- [What the exercise asks] Copy out, word for word, every one of the lines below, from the very first down to and including the line that contains "translation-column-right [399,951,741,1035]".

[start of Recorded information]

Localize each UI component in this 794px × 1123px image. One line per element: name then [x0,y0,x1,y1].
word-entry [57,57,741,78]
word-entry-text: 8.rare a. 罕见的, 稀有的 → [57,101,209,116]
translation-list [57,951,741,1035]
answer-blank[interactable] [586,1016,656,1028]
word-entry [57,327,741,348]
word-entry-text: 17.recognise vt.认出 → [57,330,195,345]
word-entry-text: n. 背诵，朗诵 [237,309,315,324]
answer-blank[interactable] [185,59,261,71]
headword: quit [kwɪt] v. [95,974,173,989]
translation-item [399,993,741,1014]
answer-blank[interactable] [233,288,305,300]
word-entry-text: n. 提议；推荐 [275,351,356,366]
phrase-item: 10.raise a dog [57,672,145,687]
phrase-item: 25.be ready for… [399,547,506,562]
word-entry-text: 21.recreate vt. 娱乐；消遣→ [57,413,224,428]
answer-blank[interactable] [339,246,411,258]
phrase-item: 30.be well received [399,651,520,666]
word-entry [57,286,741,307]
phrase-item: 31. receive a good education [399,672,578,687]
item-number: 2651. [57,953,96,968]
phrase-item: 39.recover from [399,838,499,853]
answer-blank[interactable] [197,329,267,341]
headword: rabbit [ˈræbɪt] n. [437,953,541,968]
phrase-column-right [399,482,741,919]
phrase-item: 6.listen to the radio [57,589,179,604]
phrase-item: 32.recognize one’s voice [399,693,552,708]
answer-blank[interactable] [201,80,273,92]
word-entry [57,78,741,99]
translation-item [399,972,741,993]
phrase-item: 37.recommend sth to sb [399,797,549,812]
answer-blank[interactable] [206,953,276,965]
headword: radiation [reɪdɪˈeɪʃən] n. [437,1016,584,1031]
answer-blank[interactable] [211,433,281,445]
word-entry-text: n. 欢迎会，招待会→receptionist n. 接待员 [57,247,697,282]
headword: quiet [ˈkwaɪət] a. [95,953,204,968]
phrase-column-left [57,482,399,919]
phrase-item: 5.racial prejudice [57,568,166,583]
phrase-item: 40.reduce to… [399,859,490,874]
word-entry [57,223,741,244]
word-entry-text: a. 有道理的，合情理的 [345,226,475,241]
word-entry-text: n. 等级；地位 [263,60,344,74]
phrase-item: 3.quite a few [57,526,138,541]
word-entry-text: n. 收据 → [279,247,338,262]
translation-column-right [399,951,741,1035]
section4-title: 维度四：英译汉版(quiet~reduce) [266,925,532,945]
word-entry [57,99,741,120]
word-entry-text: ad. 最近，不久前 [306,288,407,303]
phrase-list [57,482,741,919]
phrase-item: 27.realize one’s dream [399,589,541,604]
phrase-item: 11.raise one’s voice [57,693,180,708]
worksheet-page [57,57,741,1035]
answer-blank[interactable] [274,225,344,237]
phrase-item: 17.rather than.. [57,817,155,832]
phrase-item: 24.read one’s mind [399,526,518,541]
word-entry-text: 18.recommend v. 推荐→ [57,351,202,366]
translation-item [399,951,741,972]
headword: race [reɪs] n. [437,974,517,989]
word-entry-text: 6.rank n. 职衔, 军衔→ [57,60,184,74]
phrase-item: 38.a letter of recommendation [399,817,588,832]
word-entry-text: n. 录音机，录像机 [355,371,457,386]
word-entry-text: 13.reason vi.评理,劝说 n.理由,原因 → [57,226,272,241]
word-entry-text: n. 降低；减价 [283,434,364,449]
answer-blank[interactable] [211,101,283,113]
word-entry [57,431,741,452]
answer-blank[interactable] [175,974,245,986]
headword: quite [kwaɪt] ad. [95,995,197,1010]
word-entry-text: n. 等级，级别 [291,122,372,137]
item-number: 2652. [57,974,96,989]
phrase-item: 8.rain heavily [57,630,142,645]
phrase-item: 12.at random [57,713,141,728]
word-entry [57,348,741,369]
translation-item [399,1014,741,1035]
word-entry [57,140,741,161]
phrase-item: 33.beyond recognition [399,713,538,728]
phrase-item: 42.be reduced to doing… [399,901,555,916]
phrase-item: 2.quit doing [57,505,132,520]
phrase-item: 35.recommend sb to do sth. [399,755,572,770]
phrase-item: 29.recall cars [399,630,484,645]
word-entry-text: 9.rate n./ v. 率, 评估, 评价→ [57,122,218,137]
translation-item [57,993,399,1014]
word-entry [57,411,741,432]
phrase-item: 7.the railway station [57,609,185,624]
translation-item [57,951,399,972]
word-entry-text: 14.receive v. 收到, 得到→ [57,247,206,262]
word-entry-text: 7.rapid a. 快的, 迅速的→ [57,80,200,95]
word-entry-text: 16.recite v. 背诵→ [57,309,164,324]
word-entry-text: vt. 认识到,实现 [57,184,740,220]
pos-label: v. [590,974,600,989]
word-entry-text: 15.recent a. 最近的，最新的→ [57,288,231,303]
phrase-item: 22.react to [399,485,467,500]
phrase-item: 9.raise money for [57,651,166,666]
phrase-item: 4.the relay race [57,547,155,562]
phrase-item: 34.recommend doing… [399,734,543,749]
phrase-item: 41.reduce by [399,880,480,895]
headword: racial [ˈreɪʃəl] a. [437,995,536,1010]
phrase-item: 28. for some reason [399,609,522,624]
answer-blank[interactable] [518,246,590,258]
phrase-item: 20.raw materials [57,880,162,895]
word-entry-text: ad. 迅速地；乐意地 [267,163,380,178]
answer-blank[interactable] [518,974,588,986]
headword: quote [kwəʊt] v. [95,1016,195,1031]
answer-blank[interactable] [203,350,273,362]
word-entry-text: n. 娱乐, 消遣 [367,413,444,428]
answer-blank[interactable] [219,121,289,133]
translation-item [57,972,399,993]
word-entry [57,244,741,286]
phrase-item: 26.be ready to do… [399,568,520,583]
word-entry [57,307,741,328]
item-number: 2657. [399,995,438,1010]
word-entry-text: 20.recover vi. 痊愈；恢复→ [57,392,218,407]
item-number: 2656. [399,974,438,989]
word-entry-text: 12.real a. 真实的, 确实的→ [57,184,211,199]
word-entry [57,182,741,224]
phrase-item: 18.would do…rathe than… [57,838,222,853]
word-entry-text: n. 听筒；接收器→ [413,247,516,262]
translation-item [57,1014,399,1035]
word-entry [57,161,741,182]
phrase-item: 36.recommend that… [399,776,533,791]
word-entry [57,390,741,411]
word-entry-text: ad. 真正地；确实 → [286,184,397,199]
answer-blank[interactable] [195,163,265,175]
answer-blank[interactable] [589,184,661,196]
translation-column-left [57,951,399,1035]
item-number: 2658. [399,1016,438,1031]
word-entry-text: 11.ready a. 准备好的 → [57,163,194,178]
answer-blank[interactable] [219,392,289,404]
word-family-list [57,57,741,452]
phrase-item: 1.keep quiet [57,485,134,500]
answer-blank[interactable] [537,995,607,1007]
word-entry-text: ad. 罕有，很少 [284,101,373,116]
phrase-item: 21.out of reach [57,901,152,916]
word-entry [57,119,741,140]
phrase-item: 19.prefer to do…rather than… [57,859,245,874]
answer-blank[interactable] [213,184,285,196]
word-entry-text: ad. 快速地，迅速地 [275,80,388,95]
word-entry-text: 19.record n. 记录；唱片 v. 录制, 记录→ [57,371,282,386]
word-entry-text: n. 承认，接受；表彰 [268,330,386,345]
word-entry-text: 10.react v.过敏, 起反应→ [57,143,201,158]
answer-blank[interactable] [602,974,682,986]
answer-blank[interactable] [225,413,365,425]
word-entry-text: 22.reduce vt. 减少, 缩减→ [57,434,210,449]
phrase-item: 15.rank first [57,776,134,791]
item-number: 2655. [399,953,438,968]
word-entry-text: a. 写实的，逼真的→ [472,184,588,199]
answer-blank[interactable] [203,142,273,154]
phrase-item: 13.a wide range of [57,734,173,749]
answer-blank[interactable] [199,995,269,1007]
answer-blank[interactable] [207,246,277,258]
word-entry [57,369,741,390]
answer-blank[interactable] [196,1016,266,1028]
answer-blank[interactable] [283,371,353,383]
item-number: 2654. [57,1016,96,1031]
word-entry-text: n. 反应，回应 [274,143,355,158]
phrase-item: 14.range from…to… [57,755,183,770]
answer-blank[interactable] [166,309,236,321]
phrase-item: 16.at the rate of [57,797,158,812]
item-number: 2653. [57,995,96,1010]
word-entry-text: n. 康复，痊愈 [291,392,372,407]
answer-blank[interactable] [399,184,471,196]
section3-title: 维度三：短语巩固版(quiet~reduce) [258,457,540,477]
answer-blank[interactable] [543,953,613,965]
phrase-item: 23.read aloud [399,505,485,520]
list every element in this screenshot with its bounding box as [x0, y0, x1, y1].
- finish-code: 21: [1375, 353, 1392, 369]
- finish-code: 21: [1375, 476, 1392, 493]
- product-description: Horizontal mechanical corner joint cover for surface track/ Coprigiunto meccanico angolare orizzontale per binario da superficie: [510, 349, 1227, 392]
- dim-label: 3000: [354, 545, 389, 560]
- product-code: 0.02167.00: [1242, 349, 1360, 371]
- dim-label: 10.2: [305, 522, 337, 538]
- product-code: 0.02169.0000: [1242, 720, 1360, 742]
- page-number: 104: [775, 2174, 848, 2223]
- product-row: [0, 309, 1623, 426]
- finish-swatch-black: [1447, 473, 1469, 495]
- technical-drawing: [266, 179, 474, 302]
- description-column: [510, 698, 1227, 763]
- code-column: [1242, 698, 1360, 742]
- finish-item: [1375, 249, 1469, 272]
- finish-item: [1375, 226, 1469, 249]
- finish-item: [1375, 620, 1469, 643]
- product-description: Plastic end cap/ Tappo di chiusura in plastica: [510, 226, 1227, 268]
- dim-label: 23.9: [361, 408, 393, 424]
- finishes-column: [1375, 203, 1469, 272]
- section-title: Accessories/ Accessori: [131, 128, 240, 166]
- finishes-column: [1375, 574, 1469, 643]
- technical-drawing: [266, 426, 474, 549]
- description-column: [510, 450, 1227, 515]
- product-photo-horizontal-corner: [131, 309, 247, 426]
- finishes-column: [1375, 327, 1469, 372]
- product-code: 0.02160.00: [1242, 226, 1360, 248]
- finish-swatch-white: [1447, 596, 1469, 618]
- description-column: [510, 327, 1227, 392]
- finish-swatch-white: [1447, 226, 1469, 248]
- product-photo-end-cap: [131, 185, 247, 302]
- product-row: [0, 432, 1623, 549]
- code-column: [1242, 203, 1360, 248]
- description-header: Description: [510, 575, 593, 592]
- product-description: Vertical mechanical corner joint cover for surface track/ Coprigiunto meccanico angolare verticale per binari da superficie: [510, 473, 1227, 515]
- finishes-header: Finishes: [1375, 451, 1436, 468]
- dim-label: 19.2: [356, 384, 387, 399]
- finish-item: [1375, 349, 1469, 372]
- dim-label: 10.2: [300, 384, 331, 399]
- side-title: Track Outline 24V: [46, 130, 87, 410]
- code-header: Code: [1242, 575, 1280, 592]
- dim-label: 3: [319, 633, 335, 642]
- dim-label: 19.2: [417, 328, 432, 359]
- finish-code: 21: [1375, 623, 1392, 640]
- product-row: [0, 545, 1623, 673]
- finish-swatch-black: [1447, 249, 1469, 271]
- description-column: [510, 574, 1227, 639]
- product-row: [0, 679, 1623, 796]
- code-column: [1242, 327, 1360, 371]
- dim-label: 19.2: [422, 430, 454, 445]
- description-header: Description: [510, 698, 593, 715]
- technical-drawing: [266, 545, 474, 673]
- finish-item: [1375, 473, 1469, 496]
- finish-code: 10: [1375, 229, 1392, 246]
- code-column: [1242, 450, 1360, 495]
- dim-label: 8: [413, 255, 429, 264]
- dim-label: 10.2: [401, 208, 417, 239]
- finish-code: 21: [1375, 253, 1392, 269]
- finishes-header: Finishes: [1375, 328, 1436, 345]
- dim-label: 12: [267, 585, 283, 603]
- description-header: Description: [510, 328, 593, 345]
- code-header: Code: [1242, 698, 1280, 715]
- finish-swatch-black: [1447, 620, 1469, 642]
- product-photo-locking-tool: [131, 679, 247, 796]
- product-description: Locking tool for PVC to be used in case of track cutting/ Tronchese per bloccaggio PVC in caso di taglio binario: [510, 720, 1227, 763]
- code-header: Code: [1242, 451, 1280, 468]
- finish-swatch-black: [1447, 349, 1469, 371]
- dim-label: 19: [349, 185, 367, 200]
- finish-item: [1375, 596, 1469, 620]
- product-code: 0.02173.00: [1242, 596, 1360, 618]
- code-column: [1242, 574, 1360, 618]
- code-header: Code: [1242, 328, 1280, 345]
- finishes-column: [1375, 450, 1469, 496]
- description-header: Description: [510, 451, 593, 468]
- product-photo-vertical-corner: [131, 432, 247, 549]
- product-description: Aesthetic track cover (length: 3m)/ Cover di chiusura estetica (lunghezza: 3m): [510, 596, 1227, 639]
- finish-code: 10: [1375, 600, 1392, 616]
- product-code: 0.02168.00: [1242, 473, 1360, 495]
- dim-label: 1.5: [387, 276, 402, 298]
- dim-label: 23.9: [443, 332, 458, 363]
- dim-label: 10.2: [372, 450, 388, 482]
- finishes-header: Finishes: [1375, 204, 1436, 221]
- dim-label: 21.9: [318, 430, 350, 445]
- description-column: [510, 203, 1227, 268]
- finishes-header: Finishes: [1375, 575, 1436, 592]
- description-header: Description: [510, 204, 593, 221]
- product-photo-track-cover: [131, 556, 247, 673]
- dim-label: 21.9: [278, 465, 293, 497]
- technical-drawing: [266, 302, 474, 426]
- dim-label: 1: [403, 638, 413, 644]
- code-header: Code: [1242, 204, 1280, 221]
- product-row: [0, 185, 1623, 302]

[end of Recorded information]

- [Response to the task]
Localize each UI component in this 794px × 1123px image. One line per element: name then [x0,y0,x1,y1].
word-entry [57,57,741,78]
word-entry-text: 8.rare a. 罕见的, 稀有的 → [57,101,209,116]
translation-list [57,951,741,1035]
answer-blank[interactable] [586,1016,656,1028]
word-entry [57,327,741,348]
word-entry-text: 17.recognise vt.认出 → [57,330,195,345]
word-entry-text: n. 背诵，朗诵 [237,309,315,324]
answer-blank[interactable] [185,59,261,71]
headword: quit [kwɪt] v. [95,974,173,989]
translation-item [399,993,741,1014]
answer-blank[interactable] [233,288,305,300]
word-entry-text: n. 提议；推荐 [275,351,356,366]
phrase-item: 10.raise a dog [57,672,145,687]
phrase-item: 25.be ready for… [399,547,506,562]
word-entry-text: 21.recreate vt. 娱乐；消遣→ [57,413,224,428]
answer-blank[interactable] [339,246,411,258]
phrase-item: 30.be well received [399,651,520,666]
word-entry [57,286,741,307]
phrase-item: 31. receive a good education [399,672,578,687]
item-number: 2651. [57,953,96,968]
phrase-item: 39.recover from [399,838,499,853]
answer-blank[interactable] [197,329,267,341]
headword: rabbit [ˈræbɪt] n. [437,953,541,968]
phrase-column-right [399,482,741,919]
phrase-item: 6.listen to the radio [57,589,179,604]
phrase-item: 32.recognize one’s voice [399,693,552,708]
answer-blank[interactable] [201,80,273,92]
word-entry [57,78,741,99]
translation-item [399,972,741,993]
phrase-item: 37.recommend sth to sb [399,797,549,812]
answer-blank[interactable] [206,953,276,965]
headword: radiation [reɪdɪˈeɪʃən] n. [437,1016,584,1031]
answer-blank[interactable] [211,433,281,445]
word-entry-text: n. 欢迎会，招待会→receptionist n. 接待员 [57,247,697,282]
headword: quiet [ˈkwaɪət] a. [95,953,204,968]
phrase-column-left [57,482,399,919]
phrase-item: 5.racial prejudice [57,568,166,583]
phrase-item: 40.reduce to… [399,859,490,874]
word-entry [57,223,741,244]
word-entry-text: a. 有道理的，合情理的 [345,226,475,241]
word-entry-text: n. 等级；地位 [263,60,344,74]
phrase-item: 3.quite a few [57,526,138,541]
word-entry-text: n. 收据 → [279,247,338,262]
translation-column-right [399,951,741,1035]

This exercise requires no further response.